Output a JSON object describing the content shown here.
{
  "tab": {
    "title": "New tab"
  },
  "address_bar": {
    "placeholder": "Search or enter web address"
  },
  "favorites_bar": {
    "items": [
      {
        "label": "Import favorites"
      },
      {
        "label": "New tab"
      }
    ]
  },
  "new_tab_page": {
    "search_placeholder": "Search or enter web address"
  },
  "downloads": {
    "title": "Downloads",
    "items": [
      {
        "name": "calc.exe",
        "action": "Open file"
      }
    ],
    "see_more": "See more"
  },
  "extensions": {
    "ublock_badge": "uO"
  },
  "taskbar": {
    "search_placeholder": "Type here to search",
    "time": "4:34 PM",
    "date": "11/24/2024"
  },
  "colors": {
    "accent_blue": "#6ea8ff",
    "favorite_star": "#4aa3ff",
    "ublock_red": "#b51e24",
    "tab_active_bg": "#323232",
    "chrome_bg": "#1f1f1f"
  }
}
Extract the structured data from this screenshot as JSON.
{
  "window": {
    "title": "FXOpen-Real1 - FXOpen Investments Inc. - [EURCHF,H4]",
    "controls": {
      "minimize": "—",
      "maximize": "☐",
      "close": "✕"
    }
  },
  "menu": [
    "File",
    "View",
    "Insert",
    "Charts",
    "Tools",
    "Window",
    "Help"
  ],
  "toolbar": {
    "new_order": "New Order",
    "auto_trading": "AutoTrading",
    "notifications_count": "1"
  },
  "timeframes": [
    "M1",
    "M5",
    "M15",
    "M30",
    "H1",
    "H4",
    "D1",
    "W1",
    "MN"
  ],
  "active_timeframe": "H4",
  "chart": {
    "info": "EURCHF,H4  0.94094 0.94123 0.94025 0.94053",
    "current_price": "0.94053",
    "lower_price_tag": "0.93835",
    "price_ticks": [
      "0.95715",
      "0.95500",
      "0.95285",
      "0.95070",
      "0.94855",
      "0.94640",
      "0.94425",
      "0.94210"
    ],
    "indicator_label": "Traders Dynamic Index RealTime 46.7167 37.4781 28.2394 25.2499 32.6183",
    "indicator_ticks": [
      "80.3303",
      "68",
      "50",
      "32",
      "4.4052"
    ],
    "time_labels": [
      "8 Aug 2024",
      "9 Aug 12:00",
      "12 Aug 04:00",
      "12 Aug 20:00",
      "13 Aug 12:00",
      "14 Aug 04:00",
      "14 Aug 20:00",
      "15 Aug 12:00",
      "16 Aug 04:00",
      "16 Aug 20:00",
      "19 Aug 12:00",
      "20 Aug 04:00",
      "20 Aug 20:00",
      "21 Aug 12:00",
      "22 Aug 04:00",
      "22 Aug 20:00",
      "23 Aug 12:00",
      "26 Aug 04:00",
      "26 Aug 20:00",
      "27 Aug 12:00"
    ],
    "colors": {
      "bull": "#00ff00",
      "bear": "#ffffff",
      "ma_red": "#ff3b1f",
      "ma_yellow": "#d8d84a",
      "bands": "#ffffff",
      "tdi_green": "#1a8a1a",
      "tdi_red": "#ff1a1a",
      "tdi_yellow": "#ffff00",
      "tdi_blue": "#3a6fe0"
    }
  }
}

_ _ _ _ _

» What you have to do
All of the lines above need to be given again exactly.

» Output of the exercise
Output a JSON object describing the content shown here.
{
  "tab": {
    "title": "New tab"
  },
  "address_bar": {
    "placeholder": "Search or enter web address"
  },
  "favorites_bar": {
    "items": [
      {
        "label": "Import favorites"
      },
      {
        "label": "New tab"
      }
    ]
  },
  "new_tab_page": {
    "search_placeholder": "Search or enter web address"
  },
  "downloads": {
    "title": "Downloads",
    "items": [
      {
        "name": "calc.exe",
        "action": "Open file"
      }
    ],
    "see_more": "See more"
  },
  "extensions": {
    "ublock_badge": "uO"
  },
  "taskbar": {
    "search_placeholder": "Type here to search",
    "time": "4:34 PM",
    "date": "11/24/2024"
  },
  "colors": {
    "accent_blue": "#6ea8ff",
    "favorite_star": "#4aa3ff",
    "ublock_red": "#b51e24",
    "tab_active_bg": "#323232",
    "chrome_bg": "#1f1f1f"
  }
}
Extract the structured data from this screenshot as JSON.
{
  "window": {
    "title": "FXOpen-Real1 - FXOpen Investments Inc. - [EURCHF,H4]",
    "controls": {
      "minimize": "—",
      "maximize": "☐",
      "close": "✕"
    }
  },
  "menu": [
    "File",
    "View",
    "Insert",
    "Charts",
    "Tools",
    "Window",
    "Help"
  ],
  "toolbar": {
    "new_order": "New Order",
    "auto_trading": "AutoTrading",
    "notifications_count": "1"
  },
  "timeframes": [
    "M1",
    "M5",
    "M15",
    "M30",
    "H1",
    "H4",
    "D1",
    "W1",
    "MN"
  ],
  "active_timeframe": "H4",
  "chart": {
    "info": "EURCHF,H4  0.94094 0.94123 0.94025 0.94053",
    "current_price": "0.94053",
    "lower_price_tag": "0.93835",
    "price_ticks": [
      "0.95715",
      "0.95500",
      "0.95285",
      "0.95070",
      "0.94855",
      "0.94640",
      "0.94425",
      "0.94210"
    ],
    "indicator_label": "Traders Dynamic Index RealTime 46.7167 37.4781 28.2394 25.2499 32.6183",
    "indicator_ticks": [
      "80.3303",
      "68",
      "50",
      "32",
      "4.4052"
    ],
    "time_labels": [
      "8 Aug 2024",
      "9 Aug 12:00",
      "12 Aug 04:00",
      "12 Aug 20:00",
      "13 Aug 12:00",
      "14 Aug 04:00",
      "14 Aug 20:00",
      "15 Aug 12:00",
      "16 Aug 04:00",
      "16 Aug 20:00",
      "19 Aug 12:00",
      "20 Aug 04:00",
      "20 Aug 20:00",
      "21 Aug 12:00",
      "22 Aug 04:00",
      "22 Aug 20:00",
      "23 Aug 12:00",
      "26 Aug 04:00",
      "26 Aug 20:00",
      "27 Aug 12:00"
    ],
    "colors": {
      "bull": "#00ff00",
      "bear": "#ffffff",
      "ma_red": "#ff3b1f",
      "ma_yellow": "#d8d84a",
      "bands": "#ffffff",
      "tdi_green": "#1a8a1a",
      "tdi_red": "#ff1a1a",
      "tdi_yellow": "#ffff00",
      "tdi_blue": "#3a6fe0"
    }
  }
}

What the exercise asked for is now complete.